Exclude the pictures and retype the entries as written.

** Data extract **
#####

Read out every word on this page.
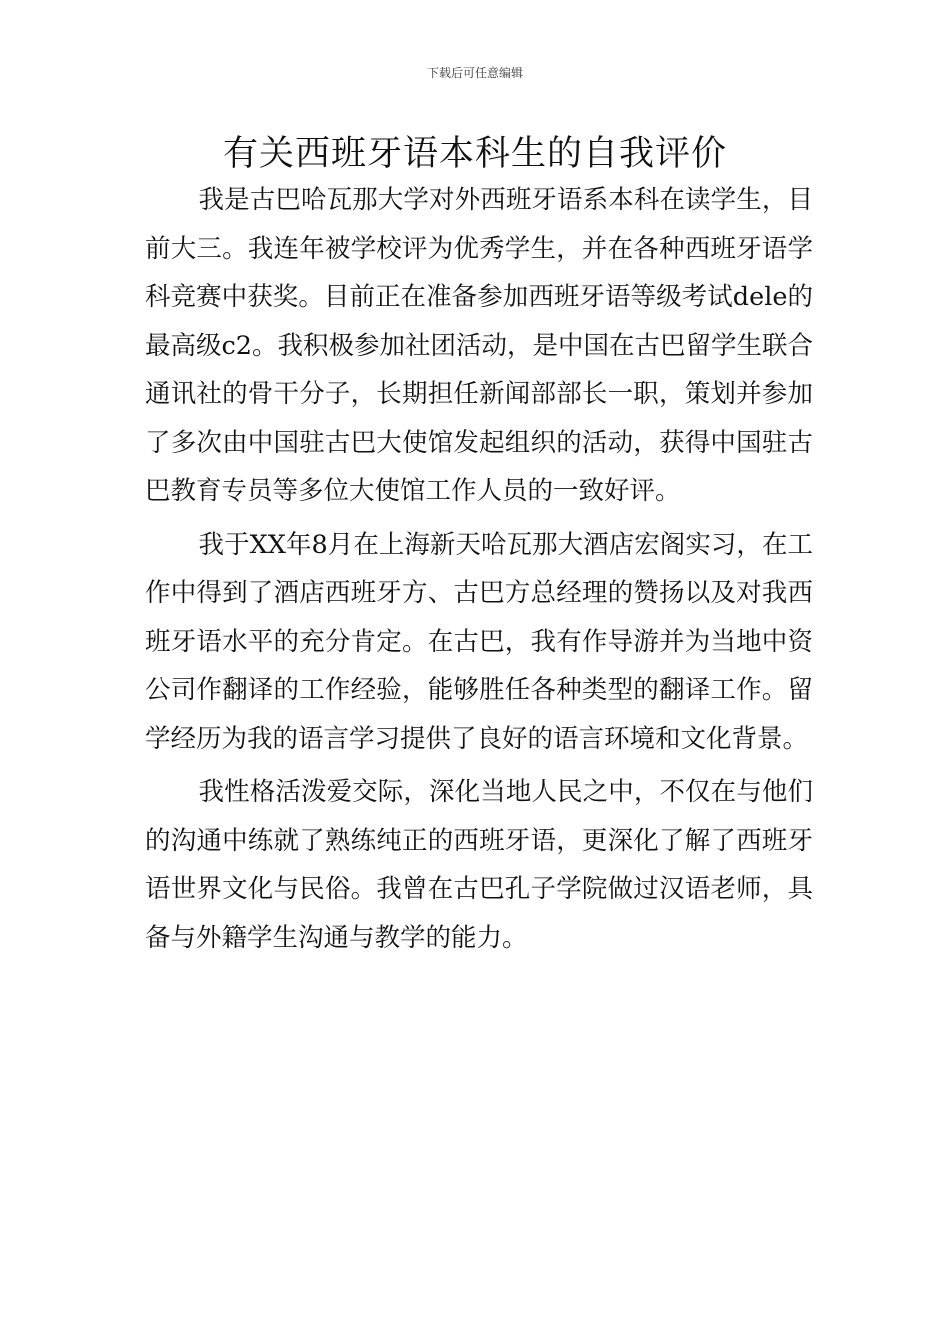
下载后可任意编辑
有关西班牙语本科生的自我评价

我是古巴哈瓦那大学对外西班牙语系本科在读学生，目前大三。我连年被学校评为优秀学生，并在各种西班牙语学科竞赛中获奖。目前正在准备参加西班牙语等级考试dele的最高级c2。我积极参加社团活动，是中国在古巴留学生联合通讯社的骨干分子，长期担任新闻部部长一职，策划并参加了多次由中国驻古巴大使馆发起组织的活动，获得中国驻古巴教育专员等多位大使馆工作人员的一致好评。

我于XX年8月在上海新天哈瓦那大酒店宏阁实习，在工作中得到了酒店西班牙方、古巴方总经理的赞扬以及对我西班牙语水平的充分肯定。在古巴，我有作导游并为当地中资公司作翻译的工作经验，能够胜任各种类型的翻译工作。留学经历为我的语言学习提供了良好的语言环境和文化背景。

我性格活泼爱交际，深化当地人民之中，不仅在与他们的沟通中练就了熟练纯正的西班牙语，更深化了解了西班牙语世界文化与民俗。我曾在古巴孔子学院做过汉语老师，具备与外籍学生沟通与教学的能力。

#####

** The reply **
Read out every word on this page.
下载后可任意编辑
有关西班牙语本科生的自我评价

我是古巴哈瓦那大学对外西班牙语系本科在读学生，目前大三。我连年被学校评为优秀学生，并在各种西班牙语学科竞赛中获奖。目前正在准备参加西班牙语等级考试dele的最高级c2。我积极参加社团活动，是中国在古巴留学生联合通讯社的骨干分子，长期担任新闻部部长一职，策划并参加了多次由中国驻古巴大使馆发起组织的活动，获得中国驻古巴教育专员等多位大使馆工作人员的一致好评。

我于XX年8月在上海新天哈瓦那大酒店宏阁实习，在工作中得到了酒店西班牙方、古巴方总经理的赞扬以及对我西班牙语水平的充分肯定。在古巴，我有作导游并为当地中资公司作翻译的工作经验，能够胜任各种类型的翻译工作。留学经历为我的语言学习提供了良好的语言环境和文化背景。

我性格活泼爱交际，深化当地人民之中，不仅在与他们的沟通中练就了熟练纯正的西班牙语，更深化了解了西班牙语世界文化与民俗。我曾在古巴孔子学院做过汉语老师，具备与外籍学生沟通与教学的能力。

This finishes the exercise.